(Collection entries)

· · · · · · ·

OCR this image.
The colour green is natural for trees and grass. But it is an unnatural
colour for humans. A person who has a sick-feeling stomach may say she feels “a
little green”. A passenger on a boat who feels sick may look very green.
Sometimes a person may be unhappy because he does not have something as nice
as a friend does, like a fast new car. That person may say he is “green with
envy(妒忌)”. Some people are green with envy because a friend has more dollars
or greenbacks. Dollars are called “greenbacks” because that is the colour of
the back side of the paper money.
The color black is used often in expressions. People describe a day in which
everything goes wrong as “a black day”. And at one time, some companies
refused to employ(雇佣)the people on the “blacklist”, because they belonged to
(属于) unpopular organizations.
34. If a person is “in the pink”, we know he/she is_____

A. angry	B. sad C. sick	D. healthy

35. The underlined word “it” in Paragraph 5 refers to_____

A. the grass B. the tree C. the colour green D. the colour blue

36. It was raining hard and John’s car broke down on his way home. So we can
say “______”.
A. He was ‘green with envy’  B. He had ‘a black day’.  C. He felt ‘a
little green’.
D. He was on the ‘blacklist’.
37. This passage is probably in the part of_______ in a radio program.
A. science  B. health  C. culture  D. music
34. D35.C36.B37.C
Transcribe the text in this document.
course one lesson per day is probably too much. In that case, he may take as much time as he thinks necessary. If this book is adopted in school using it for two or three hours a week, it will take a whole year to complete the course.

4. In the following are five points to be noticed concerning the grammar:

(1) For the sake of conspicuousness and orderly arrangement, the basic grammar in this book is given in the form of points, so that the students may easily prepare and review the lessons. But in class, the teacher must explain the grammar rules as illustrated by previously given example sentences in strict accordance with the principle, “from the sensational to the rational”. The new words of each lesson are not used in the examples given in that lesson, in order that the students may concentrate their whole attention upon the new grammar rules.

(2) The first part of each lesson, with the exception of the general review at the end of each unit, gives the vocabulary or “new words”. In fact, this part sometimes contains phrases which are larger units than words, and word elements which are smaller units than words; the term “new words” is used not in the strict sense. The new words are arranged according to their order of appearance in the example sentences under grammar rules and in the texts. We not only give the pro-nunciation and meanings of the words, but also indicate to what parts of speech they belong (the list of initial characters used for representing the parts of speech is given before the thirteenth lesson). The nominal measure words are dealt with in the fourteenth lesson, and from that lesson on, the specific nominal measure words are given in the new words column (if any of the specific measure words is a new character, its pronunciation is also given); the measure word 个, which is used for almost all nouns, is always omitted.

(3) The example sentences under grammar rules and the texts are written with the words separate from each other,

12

· · · · · · ·

To do> Write down every line of the data above that includes the string "sick".

Written reply>
colour for humans. A person who has a sick-feeling stomach may say she feels “a
little green”. A passenger on a boat who feels sick may look very green.
A. angry	B. sad C. sick	D. healthy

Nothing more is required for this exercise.